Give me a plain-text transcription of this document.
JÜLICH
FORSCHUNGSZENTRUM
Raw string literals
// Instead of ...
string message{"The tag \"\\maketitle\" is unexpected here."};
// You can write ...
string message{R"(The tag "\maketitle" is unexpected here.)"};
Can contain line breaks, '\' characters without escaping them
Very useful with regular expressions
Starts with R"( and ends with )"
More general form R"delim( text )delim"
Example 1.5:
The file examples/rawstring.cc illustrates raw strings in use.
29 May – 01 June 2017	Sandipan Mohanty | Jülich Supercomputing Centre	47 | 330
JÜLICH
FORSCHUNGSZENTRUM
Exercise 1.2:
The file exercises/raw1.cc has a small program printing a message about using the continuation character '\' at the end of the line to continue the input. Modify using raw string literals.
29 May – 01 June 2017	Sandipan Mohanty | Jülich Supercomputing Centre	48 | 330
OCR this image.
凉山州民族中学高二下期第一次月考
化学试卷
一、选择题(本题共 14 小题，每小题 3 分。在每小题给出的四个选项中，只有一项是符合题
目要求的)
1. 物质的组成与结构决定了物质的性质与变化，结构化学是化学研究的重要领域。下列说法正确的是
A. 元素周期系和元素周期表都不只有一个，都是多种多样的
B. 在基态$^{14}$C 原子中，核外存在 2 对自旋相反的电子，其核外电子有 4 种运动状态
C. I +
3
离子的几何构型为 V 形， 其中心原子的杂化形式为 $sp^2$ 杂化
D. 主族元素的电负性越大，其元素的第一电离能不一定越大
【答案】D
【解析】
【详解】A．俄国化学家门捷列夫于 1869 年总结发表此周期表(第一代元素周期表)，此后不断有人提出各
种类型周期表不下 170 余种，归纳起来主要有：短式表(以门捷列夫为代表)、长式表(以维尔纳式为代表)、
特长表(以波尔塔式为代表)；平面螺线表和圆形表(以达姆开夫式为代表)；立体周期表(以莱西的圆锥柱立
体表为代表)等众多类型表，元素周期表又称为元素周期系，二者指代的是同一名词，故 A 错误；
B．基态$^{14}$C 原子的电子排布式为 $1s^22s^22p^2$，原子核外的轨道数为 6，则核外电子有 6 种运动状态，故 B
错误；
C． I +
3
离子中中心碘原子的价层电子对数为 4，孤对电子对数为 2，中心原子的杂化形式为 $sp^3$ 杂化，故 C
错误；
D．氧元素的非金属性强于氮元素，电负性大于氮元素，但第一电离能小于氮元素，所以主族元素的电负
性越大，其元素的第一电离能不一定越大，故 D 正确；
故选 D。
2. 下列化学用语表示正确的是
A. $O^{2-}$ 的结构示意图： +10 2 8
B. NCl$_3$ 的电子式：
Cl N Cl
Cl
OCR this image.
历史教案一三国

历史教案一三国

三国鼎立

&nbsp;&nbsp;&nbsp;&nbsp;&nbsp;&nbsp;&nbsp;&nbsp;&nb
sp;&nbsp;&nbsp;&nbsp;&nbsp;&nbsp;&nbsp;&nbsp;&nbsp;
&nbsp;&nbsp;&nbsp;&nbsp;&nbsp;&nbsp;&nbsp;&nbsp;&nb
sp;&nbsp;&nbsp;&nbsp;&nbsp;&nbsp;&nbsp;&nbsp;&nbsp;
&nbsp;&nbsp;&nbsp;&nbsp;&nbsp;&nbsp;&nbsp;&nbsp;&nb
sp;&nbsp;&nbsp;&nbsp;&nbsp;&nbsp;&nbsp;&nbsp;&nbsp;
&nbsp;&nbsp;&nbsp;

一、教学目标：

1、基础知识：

:: STATED TASK ::
Identify every line holding the word "Mohanty" and copy it out.

:: OUTPUT OF THE EXERCISE ::
29 May – 01 June 2017	Sandipan Mohanty | Jülich Supercomputing Centre	47 | 330
29 May – 01 June 2017	Sandipan Mohanty | Jülich Supercomputing Centre	48 | 330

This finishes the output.